= YOUR TASK =
Convert the lines from the start of the entries through the line containing "cell-overnight xyxy=(630,181,704,208)" into a JSON list of strings, one string per line, including both ends and leaving out blank lines.

= EXCERPTED RECORDS =
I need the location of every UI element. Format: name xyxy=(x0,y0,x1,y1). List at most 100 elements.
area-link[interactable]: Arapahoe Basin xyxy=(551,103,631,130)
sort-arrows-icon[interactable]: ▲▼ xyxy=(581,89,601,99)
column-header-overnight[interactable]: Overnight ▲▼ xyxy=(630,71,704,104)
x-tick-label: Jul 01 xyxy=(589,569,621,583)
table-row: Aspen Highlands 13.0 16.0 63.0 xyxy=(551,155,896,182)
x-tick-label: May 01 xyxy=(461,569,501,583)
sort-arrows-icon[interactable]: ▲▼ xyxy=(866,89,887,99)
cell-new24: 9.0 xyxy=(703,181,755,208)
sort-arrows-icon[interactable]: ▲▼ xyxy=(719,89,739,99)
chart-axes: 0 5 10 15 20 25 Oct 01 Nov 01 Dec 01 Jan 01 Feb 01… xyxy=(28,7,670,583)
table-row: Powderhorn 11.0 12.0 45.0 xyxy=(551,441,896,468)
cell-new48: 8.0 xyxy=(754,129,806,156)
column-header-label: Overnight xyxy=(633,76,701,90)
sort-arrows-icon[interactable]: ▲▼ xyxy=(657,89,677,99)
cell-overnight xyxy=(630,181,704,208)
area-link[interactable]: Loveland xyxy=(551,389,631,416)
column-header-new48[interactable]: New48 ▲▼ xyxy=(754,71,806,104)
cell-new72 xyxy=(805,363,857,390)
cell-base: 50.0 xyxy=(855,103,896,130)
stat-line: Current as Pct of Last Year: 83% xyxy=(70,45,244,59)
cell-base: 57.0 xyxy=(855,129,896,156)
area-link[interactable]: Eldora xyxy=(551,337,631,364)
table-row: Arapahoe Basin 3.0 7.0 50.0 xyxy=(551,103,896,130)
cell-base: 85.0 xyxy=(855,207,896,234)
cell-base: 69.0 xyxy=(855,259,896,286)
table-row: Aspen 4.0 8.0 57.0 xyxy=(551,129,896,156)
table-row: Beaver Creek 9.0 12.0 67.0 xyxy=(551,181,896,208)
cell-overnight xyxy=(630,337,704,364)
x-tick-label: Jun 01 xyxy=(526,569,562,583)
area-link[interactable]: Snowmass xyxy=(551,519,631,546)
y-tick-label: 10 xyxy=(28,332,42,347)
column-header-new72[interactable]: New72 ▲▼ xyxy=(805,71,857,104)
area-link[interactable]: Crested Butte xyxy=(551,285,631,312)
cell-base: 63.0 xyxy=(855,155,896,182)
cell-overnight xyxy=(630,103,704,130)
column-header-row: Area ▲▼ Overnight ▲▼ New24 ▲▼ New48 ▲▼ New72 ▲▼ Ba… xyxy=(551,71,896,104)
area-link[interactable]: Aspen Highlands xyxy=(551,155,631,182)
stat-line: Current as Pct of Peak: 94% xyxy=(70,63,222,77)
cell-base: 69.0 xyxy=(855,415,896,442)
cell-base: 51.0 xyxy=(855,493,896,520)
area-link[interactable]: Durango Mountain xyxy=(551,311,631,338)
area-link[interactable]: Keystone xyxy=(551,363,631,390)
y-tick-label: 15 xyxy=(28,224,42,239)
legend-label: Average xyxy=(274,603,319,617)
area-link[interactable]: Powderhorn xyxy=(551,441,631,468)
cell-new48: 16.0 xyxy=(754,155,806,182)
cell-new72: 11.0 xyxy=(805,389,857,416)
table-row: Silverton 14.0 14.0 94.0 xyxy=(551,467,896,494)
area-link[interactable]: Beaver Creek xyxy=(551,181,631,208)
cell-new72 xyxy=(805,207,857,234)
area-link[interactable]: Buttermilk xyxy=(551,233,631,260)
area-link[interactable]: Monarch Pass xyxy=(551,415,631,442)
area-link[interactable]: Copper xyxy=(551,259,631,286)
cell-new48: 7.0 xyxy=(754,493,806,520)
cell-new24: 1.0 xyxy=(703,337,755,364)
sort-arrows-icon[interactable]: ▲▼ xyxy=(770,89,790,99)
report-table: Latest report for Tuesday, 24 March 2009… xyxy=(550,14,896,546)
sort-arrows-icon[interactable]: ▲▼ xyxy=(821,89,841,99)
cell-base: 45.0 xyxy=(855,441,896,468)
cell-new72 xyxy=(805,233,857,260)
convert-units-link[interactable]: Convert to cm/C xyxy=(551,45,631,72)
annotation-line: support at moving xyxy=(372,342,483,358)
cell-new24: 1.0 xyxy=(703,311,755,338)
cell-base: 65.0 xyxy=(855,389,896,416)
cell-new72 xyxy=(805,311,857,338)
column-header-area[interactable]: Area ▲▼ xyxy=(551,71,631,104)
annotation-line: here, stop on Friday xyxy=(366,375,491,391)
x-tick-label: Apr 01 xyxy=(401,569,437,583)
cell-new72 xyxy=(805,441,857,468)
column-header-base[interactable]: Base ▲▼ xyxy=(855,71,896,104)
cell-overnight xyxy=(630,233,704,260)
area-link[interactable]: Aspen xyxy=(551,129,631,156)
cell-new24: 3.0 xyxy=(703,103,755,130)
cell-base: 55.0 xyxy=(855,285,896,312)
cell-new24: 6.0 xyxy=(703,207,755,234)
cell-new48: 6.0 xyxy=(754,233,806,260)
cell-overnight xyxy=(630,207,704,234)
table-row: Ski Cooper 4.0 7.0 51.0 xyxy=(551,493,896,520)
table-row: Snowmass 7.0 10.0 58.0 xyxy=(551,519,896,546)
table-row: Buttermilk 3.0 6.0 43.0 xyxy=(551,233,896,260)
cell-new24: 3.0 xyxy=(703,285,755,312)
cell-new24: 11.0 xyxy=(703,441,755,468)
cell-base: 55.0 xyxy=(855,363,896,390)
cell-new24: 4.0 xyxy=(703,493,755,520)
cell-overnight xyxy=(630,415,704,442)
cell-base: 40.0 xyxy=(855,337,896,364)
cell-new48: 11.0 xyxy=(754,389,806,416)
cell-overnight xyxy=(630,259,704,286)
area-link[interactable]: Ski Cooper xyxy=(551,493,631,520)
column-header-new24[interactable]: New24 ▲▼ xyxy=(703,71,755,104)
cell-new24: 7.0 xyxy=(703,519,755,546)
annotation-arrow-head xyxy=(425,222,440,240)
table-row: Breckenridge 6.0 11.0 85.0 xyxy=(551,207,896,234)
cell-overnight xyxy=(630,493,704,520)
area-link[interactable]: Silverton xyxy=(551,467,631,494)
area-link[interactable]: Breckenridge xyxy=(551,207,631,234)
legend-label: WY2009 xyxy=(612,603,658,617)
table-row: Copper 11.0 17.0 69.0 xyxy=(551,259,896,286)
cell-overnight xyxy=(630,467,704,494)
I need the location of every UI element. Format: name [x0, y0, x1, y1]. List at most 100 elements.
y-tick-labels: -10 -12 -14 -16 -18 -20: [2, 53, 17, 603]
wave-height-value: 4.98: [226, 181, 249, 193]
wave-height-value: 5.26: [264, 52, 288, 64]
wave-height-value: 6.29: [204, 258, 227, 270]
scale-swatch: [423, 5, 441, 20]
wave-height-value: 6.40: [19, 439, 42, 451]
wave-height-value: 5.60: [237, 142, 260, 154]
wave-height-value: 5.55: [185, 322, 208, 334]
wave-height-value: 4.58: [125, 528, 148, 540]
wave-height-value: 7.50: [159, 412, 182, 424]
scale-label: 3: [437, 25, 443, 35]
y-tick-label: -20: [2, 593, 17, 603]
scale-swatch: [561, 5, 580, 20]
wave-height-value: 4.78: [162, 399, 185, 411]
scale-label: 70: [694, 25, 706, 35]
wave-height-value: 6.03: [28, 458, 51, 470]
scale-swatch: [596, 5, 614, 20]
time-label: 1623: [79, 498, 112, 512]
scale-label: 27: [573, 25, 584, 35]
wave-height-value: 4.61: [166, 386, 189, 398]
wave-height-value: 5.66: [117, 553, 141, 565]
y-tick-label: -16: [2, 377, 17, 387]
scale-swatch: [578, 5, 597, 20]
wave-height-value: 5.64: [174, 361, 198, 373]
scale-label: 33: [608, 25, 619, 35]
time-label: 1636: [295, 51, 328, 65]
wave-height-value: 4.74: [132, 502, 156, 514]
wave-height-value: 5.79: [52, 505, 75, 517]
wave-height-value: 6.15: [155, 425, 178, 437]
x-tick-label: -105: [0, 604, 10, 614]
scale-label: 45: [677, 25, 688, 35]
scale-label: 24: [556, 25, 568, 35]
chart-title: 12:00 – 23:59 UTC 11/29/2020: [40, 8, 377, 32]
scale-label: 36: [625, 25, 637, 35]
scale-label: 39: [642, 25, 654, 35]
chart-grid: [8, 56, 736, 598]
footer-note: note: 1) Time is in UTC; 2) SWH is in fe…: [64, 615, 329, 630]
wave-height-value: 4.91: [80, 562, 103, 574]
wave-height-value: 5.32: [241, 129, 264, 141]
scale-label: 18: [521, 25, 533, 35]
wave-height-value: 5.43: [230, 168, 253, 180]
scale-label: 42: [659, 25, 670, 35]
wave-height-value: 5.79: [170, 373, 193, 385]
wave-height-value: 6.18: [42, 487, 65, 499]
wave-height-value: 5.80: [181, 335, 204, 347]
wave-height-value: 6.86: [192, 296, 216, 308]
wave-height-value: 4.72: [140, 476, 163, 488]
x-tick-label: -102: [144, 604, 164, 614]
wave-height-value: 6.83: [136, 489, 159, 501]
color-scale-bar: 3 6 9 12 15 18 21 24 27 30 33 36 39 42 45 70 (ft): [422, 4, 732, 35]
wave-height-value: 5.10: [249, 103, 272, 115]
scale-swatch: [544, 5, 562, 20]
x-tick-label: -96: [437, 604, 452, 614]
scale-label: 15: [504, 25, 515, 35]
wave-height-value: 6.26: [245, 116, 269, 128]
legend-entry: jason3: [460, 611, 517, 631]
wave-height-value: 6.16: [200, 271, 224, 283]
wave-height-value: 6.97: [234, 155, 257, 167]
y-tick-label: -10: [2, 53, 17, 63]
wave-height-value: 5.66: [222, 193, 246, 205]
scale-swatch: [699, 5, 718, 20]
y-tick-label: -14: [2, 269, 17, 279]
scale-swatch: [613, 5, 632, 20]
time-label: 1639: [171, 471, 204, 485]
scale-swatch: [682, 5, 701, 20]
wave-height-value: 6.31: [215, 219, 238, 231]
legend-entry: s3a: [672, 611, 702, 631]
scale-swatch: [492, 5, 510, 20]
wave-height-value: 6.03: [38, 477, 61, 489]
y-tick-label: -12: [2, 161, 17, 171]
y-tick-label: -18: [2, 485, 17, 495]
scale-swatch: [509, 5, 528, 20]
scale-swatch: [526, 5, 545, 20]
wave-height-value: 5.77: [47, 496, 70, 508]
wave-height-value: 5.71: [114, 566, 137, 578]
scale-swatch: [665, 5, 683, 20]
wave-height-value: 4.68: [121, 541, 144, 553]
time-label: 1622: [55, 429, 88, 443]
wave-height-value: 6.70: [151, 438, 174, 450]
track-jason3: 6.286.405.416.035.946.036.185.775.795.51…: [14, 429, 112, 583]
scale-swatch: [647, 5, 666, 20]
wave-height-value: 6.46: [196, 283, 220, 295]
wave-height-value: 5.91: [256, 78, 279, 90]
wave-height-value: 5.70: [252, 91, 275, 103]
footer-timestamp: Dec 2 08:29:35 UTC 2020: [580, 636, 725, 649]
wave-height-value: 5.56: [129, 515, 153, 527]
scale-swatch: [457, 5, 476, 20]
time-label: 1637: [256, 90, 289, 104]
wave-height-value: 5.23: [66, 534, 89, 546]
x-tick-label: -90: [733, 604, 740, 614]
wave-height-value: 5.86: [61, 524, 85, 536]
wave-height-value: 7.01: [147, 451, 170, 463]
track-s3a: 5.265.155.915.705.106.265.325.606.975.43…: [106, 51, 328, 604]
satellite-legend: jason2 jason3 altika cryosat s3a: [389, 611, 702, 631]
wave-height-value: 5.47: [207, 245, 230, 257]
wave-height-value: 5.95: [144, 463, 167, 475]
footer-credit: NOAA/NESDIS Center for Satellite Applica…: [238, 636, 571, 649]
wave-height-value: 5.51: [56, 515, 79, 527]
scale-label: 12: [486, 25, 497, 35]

= ANSWER TO THE TASK =
[
  "I need the location of every UI element. Format: name xyxy=(x0,y0,x1,y1). List at most 100 elements.",
  "area-link[interactable]: Arapahoe Basin xyxy=(551,103,631,130)",
  "sort-arrows-icon[interactable]: ▲▼ xyxy=(581,89,601,99)",
  "column-header-overnight[interactable]: Overnight ▲▼ xyxy=(630,71,704,104)",
  "x-tick-label: Jul 01 xyxy=(589,569,621,583)",
  "table-row: Aspen Highlands 13.0 16.0 63.0 xyxy=(551,155,896,182)",
  "x-tick-label: May 01 xyxy=(461,569,501,583)",
  "sort-arrows-icon[interactable]: ▲▼ xyxy=(866,89,887,99)",
  "cell-new24: 9.0 xyxy=(703,181,755,208)",
  "sort-arrows-icon[interactable]: ▲▼ xyxy=(719,89,739,99)",
  "chart-axes: 0 5 10 15 20 25 Oct 01 Nov 01 Dec 01 Jan 01 Feb 01… xyxy=(28,7,670,583)",
  "table-row: Powderhorn 11.0 12.0 45.0 xyxy=(551,441,896,468)",
  "cell-new48: 8.0 xyxy=(754,129,806,156)",
  "column-header-label: Overnight xyxy=(633,76,701,90)",
  "sort-arrows-icon[interactable]: ▲▼ xyxy=(657,89,677,99)",
  "cell-overnight xyxy=(630,181,704,208)"
]